### To do
From the entries that follow, list every line in which the string "Media" appears.

### Data extract
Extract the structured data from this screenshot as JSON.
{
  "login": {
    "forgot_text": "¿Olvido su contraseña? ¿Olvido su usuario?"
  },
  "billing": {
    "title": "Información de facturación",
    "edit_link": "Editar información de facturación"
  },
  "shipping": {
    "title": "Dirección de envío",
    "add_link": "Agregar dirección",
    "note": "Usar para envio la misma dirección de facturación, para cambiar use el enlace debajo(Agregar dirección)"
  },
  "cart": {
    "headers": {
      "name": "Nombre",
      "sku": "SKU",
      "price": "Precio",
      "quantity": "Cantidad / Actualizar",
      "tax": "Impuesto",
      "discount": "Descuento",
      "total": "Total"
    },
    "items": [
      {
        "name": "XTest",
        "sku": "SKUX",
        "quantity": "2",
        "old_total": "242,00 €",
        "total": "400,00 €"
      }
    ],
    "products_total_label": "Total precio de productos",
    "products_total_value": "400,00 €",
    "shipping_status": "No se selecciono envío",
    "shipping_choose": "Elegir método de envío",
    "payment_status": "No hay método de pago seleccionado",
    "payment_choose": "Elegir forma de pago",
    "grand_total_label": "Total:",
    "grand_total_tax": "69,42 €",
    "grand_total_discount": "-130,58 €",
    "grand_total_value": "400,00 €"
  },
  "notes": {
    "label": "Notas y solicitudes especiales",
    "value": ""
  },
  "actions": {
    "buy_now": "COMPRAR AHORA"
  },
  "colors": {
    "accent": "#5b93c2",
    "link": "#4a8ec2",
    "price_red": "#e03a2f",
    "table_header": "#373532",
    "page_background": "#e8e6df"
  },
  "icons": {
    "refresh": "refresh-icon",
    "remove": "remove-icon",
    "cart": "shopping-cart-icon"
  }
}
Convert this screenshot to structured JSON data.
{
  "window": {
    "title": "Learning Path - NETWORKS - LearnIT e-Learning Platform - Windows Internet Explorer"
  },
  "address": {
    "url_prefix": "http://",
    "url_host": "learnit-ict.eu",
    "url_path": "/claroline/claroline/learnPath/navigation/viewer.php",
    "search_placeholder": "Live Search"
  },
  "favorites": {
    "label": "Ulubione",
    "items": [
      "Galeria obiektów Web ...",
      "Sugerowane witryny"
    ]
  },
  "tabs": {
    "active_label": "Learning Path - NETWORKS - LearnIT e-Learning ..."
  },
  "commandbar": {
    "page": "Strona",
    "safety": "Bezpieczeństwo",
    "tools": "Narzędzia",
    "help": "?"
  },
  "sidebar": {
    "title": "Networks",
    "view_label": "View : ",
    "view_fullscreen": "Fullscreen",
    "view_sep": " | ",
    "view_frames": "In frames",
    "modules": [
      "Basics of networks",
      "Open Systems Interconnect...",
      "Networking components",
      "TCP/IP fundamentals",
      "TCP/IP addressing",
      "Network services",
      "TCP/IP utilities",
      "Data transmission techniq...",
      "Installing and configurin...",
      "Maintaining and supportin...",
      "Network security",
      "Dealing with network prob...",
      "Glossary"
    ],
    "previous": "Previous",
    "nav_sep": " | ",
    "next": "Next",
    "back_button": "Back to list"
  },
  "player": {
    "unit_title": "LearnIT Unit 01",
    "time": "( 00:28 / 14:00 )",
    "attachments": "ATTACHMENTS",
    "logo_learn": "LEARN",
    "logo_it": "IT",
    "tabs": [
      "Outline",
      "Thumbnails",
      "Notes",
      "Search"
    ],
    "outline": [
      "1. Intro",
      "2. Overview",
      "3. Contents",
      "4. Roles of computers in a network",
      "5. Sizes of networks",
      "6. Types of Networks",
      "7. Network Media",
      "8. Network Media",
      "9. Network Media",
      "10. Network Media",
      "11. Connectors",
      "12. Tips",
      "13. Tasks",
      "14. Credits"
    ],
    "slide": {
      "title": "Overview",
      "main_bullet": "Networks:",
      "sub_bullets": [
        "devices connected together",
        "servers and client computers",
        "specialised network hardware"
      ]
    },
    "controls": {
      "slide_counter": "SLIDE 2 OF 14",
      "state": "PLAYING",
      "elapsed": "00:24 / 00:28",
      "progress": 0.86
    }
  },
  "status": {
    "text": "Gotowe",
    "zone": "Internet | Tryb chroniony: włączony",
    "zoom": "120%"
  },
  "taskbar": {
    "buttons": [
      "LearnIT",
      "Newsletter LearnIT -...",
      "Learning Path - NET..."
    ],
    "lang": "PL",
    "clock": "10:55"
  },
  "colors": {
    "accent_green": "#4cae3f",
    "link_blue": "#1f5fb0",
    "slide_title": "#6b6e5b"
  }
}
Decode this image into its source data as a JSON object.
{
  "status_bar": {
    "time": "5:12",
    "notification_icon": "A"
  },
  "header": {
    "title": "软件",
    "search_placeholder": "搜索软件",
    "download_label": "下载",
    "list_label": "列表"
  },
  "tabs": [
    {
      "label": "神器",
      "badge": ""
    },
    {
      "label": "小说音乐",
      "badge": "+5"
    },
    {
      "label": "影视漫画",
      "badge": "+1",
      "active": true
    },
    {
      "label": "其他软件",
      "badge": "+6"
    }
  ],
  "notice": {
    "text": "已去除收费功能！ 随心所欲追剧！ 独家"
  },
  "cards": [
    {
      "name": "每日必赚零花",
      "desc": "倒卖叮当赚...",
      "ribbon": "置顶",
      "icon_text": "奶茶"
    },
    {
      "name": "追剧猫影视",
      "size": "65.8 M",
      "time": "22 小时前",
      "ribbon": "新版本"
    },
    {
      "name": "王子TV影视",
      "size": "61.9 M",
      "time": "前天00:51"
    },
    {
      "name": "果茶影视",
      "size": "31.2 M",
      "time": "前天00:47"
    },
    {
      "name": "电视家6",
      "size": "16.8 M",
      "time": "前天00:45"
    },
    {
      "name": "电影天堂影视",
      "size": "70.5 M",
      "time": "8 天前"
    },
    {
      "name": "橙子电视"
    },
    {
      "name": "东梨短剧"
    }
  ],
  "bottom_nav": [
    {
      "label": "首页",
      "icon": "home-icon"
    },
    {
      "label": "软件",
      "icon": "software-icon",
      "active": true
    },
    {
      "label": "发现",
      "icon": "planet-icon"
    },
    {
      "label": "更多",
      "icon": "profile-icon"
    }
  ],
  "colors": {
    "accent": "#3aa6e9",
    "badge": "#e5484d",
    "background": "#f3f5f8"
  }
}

### Result for this exercise
      "7. Network Media",
      "8. Network Media",
      "9. Network Media",
      "10. Network Media",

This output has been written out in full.